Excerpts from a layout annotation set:
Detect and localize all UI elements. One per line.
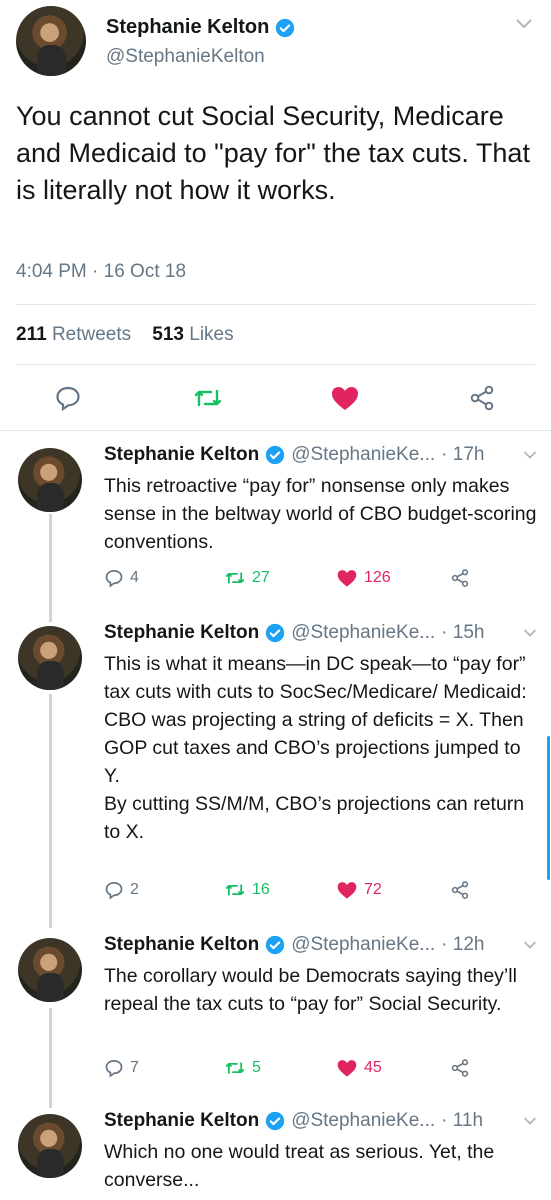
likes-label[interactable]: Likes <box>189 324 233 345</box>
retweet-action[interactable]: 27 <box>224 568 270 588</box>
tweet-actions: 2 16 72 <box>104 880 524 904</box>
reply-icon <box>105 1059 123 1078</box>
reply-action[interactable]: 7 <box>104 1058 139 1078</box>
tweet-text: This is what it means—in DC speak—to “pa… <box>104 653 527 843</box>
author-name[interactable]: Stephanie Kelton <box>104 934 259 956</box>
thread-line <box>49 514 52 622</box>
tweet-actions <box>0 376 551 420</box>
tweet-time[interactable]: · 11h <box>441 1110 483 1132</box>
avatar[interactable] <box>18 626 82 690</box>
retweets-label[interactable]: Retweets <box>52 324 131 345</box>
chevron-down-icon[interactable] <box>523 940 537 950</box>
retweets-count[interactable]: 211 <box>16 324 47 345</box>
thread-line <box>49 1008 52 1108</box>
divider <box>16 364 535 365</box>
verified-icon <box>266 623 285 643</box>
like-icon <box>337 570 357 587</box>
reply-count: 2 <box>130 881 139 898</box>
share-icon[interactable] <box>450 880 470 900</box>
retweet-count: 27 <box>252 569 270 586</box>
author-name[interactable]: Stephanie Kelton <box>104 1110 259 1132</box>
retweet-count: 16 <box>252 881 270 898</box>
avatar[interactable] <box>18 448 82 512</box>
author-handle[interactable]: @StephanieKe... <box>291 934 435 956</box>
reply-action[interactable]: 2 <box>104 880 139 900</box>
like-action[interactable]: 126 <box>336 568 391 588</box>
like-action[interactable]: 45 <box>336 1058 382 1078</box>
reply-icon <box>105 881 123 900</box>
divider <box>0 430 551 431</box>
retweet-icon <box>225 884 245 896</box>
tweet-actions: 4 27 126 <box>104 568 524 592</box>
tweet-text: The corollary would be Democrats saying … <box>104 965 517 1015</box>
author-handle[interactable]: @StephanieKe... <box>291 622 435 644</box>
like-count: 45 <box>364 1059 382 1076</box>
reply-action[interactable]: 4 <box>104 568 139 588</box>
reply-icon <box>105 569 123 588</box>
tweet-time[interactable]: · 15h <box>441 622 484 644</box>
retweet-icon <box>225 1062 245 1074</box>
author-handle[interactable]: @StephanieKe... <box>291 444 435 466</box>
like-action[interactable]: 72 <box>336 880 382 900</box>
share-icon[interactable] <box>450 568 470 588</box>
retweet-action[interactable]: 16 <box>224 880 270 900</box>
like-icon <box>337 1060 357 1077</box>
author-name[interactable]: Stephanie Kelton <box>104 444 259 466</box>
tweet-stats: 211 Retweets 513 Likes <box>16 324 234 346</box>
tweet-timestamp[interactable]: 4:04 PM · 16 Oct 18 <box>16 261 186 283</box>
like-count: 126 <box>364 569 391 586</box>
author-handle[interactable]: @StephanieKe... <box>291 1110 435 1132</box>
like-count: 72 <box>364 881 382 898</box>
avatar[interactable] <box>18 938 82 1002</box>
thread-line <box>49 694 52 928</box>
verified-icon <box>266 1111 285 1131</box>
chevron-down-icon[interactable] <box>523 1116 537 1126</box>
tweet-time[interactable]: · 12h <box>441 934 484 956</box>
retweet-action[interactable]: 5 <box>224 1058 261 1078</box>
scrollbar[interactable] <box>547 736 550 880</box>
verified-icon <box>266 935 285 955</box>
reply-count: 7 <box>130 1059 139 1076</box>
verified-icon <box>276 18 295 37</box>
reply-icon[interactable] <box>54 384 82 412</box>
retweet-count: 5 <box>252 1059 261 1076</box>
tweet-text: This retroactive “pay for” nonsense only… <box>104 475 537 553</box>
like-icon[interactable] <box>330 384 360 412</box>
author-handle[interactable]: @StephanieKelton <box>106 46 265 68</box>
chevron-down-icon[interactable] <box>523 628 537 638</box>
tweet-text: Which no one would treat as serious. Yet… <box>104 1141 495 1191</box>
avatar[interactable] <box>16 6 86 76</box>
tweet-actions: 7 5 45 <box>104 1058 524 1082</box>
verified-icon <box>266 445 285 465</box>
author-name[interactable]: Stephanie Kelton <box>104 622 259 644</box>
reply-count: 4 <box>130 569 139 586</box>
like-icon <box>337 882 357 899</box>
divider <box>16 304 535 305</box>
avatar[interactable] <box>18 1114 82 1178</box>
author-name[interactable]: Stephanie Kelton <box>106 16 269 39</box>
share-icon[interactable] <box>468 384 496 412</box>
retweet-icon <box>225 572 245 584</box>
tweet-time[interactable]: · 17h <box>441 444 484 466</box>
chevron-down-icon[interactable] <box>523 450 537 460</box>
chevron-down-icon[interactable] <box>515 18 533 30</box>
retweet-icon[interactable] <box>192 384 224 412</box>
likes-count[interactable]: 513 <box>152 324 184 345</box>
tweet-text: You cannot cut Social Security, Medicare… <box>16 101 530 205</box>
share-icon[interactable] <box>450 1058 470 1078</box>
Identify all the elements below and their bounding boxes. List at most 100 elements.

- [What you have to do]:
Print all of the data above verbatim, line for line, but leave out the picture placeholders.

- [Task result]:
Detect and localize all UI elements. One per line.
likes-label[interactable]: Likes <box>189 324 233 345</box>
retweet-action[interactable]: 27 <box>224 568 270 588</box>
tweet-actions: 2 16 72 <box>104 880 524 904</box>
reply-icon <box>105 1059 123 1078</box>
reply-action[interactable]: 7 <box>104 1058 139 1078</box>
tweet-text: This is what it means—in DC speak—to “pa… <box>104 653 527 843</box>
author-name[interactable]: Stephanie Kelton <box>104 934 259 956</box>
thread-line <box>49 514 52 622</box>
tweet-actions <box>0 376 551 420</box>
tweet-time[interactable]: · 11h <box>441 1110 483 1132</box>
avatar[interactable] <box>18 626 82 690</box>
retweets-label[interactable]: Retweets <box>52 324 131 345</box>
chevron-down-icon[interactable] <box>523 940 537 950</box>
retweets-count[interactable]: 211 <box>16 324 47 345</box>
thread-line <box>49 1008 52 1108</box>
divider <box>16 364 535 365</box>
verified-icon <box>266 623 285 643</box>
like-icon <box>337 570 357 587</box>
reply-count: 2 <box>130 881 139 898</box>
share-icon[interactable] <box>450 880 470 900</box>
retweet-count: 27 <box>252 569 270 586</box>
author-name[interactable]: Stephanie Kelton <box>104 1110 259 1132</box>
retweet-count: 16 <box>252 881 270 898</box>
avatar[interactable] <box>18 448 82 512</box>
author-handle[interactable]: @StephanieKe... <box>291 934 435 956</box>
reply-action[interactable]: 2 <box>104 880 139 900</box>
like-action[interactable]: 126 <box>336 568 391 588</box>
like-action[interactable]: 45 <box>336 1058 382 1078</box>
reply-icon <box>105 881 123 900</box>
divider <box>0 430 551 431</box>
retweet-icon <box>225 884 245 896</box>
tweet-actions: 4 27 126 <box>104 568 524 592</box>
tweet-text: The corollary would be Democrats saying … <box>104 965 517 1015</box>
author-handle[interactable]: @StephanieKe... <box>291 622 435 644</box>
like-count: 45 <box>364 1059 382 1076</box>
reply-action[interactable]: 4 <box>104 568 139 588</box>
reply-icon <box>105 569 123 588</box>
tweet-time[interactable]: · 15h <box>441 622 484 644</box>
retweet-icon <box>225 1062 245 1074</box>
author-handle[interactable]: @StephanieKe... <box>291 444 435 466</box>
like-action[interactable]: 72 <box>336 880 382 900</box>
share-icon[interactable] <box>450 568 470 588</box>
retweet-action[interactable]: 16 <box>224 880 270 900</box>
like-icon <box>337 1060 357 1077</box>
author-name[interactable]: Stephanie Kelton <box>104 444 259 466</box>
tweet-stats: 211 Retweets 513 Likes <box>16 324 234 346</box>
tweet-timestamp[interactable]: 4:04 PM · 16 Oct 18 <box>16 261 186 283</box>
like-count: 126 <box>364 569 391 586</box>
author-handle[interactable]: @StephanieKe... <box>291 1110 435 1132</box>
like-count: 72 <box>364 881 382 898</box>
avatar[interactable] <box>18 938 82 1002</box>
thread-line <box>49 694 52 928</box>
verified-icon <box>266 1111 285 1131</box>
chevron-down-icon[interactable] <box>523 1116 537 1126</box>
tweet-time[interactable]: · 12h <box>441 934 484 956</box>
retweet-action[interactable]: 5 <box>224 1058 261 1078</box>
scrollbar[interactable] <box>547 736 550 880</box>
verified-icon <box>266 935 285 955</box>
reply-count: 7 <box>130 1059 139 1076</box>
verified-icon <box>276 18 295 37</box>
reply-icon[interactable] <box>54 384 82 412</box>
retweet-count: 5 <box>252 1059 261 1076</box>
tweet-text: This retroactive “pay for” nonsense only… <box>104 475 537 553</box>
like-icon[interactable] <box>330 384 360 412</box>
author-handle[interactable]: @StephanieKelton <box>106 46 265 68</box>
chevron-down-icon[interactable] <box>523 628 537 638</box>
tweet-text: Which no one would treat as serious. Yet… <box>104 1141 495 1191</box>
avatar[interactable] <box>16 6 86 76</box>
tweet-actions: 7 5 45 <box>104 1058 524 1082</box>
verified-icon <box>266 445 285 465</box>
author-name[interactable]: Stephanie Kelton <box>104 622 259 644</box>
reply-count: 4 <box>130 569 139 586</box>
like-icon <box>337 882 357 899</box>
divider <box>16 304 535 305</box>
avatar[interactable] <box>18 1114 82 1178</box>
author-name[interactable]: Stephanie Kelton <box>106 16 269 39</box>
share-icon[interactable] <box>468 384 496 412</box>
retweet-icon <box>225 572 245 584</box>
tweet-time[interactable]: · 17h <box>441 444 484 466</box>
chevron-down-icon[interactable] <box>523 450 537 460</box>
chevron-down-icon[interactable] <box>515 18 533 30</box>
retweet-icon[interactable] <box>192 384 224 412</box>
likes-count[interactable]: 513 <box>152 324 184 345</box>
tweet-text: You cannot cut Social Security, Medicare… <box>16 101 530 205</box>
share-icon[interactable] <box>450 1058 470 1078</box>
Identify all the elements below and their bounding boxes. List at most 100 elements.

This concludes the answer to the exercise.